* Begin Material *

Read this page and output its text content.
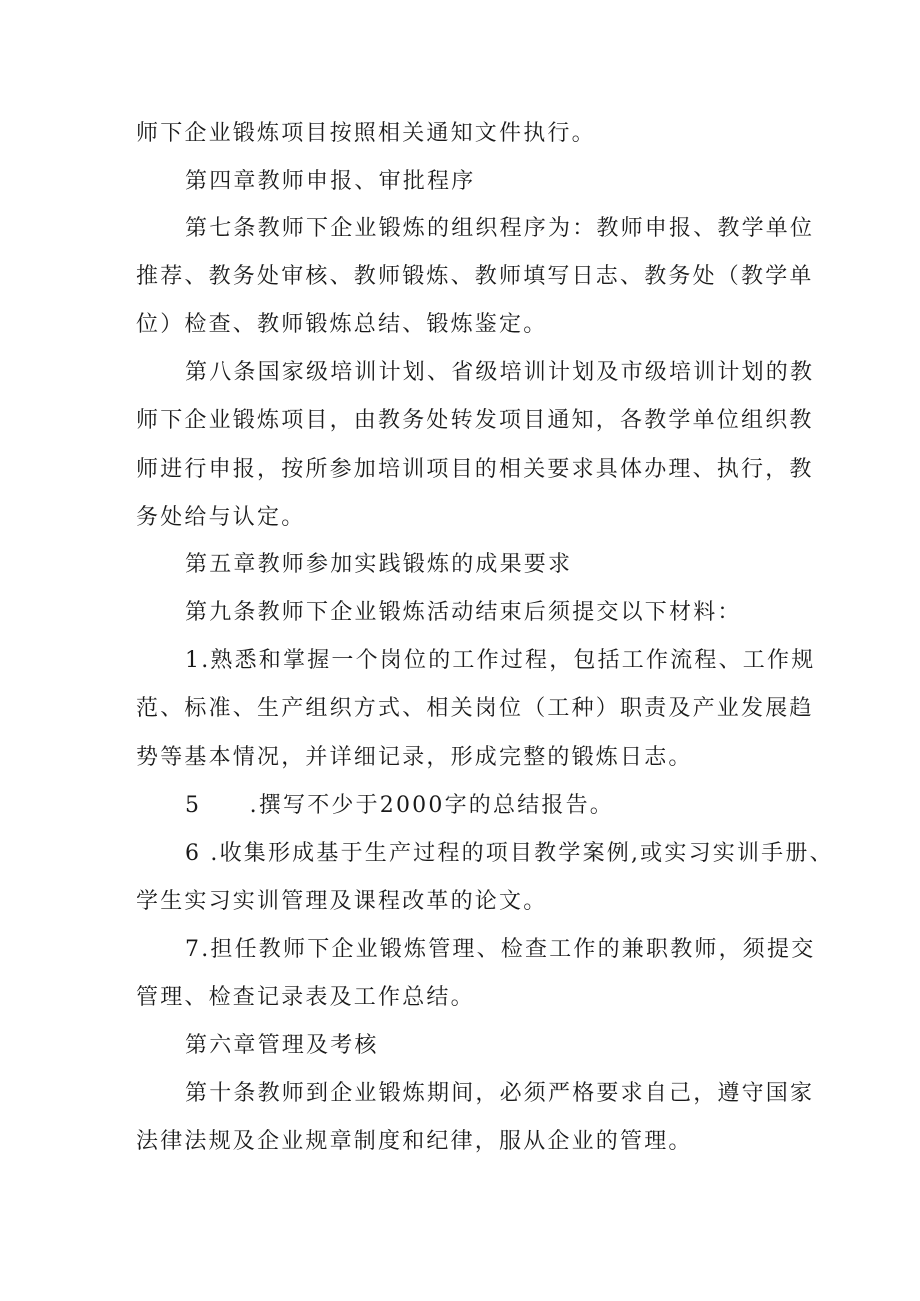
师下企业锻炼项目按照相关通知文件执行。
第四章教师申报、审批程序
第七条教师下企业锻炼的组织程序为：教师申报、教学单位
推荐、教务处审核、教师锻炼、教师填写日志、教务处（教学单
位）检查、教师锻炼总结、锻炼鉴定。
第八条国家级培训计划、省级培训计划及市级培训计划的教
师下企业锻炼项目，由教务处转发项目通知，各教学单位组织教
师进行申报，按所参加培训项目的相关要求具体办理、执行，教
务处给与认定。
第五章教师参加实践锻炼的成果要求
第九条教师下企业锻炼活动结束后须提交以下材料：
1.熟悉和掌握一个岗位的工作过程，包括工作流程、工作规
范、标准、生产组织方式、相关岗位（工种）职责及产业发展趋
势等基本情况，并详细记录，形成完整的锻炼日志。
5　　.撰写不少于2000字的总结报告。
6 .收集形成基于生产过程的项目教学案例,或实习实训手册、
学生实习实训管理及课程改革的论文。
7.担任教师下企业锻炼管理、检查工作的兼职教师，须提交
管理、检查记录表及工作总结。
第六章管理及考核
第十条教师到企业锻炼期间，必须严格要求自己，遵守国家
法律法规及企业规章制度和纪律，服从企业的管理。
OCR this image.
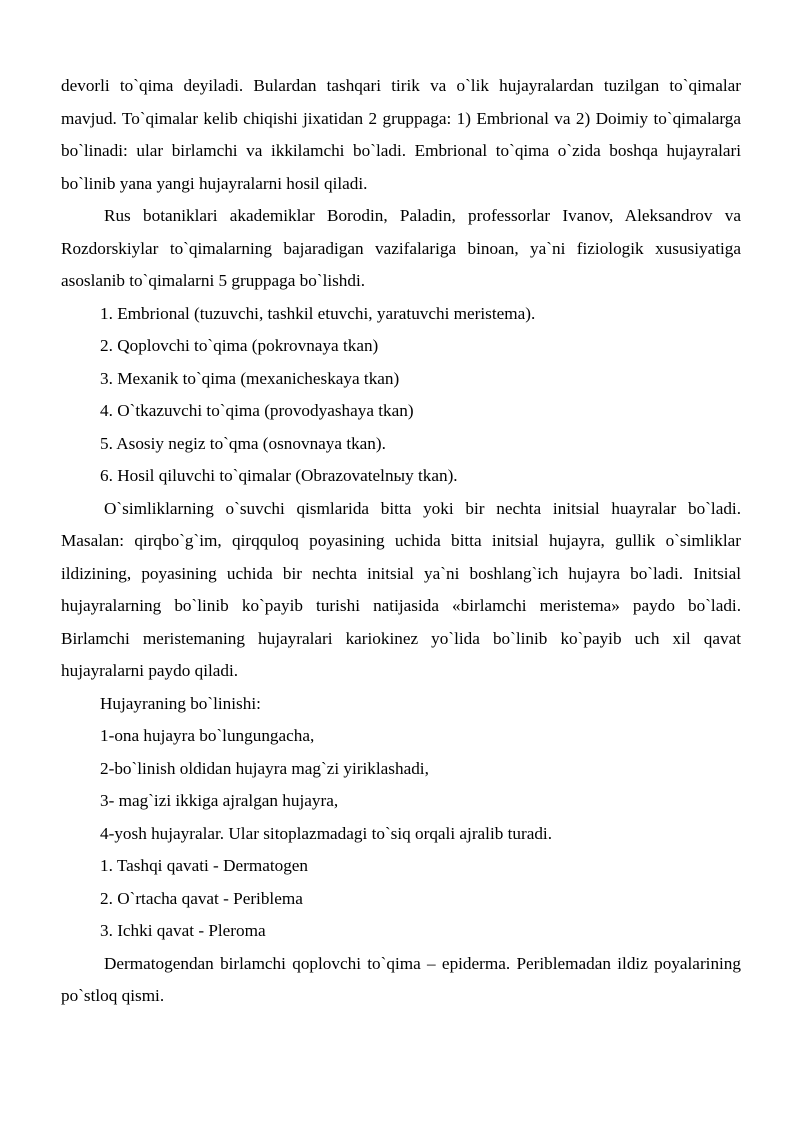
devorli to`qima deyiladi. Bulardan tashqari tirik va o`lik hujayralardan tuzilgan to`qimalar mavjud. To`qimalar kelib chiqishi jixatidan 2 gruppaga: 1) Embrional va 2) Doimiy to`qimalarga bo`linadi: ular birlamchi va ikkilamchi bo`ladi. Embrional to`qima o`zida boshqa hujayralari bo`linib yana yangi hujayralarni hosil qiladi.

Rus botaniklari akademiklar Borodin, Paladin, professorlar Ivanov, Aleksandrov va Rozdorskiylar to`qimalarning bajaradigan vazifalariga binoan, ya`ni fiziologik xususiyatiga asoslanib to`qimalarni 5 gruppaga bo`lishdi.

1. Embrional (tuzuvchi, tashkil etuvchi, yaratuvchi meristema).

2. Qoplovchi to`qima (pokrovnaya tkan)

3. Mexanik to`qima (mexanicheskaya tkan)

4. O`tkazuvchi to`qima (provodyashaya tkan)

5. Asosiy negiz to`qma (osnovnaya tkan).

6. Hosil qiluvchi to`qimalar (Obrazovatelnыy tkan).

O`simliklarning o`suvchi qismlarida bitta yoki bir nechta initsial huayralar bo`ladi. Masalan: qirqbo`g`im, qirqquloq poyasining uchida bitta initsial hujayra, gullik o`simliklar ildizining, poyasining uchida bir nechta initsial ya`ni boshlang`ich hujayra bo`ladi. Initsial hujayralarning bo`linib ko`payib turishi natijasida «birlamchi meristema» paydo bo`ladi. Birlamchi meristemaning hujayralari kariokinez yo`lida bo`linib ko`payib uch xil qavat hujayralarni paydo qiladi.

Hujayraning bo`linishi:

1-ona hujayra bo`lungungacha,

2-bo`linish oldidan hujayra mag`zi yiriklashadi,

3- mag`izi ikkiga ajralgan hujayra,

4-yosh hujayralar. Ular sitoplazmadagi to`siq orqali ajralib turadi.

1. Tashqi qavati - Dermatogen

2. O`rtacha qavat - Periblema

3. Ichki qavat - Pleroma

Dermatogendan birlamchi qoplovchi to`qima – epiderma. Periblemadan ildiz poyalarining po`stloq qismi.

* End Material *

__Given request__. In the entries above, find every line with the word "tkan" and list it.

__Exercise answer__.
2. Qoplovchi to`qima (pokrovnaya tkan)
3. Mexanik to`qima (mexanicheskaya tkan)
4. O`tkazuvchi to`qima (provodyashaya tkan)
5. Asosiy negiz to`qma (osnovnaya tkan).
6. Hosil qiluvchi to`qimalar (Obrazovatelnыy tkan).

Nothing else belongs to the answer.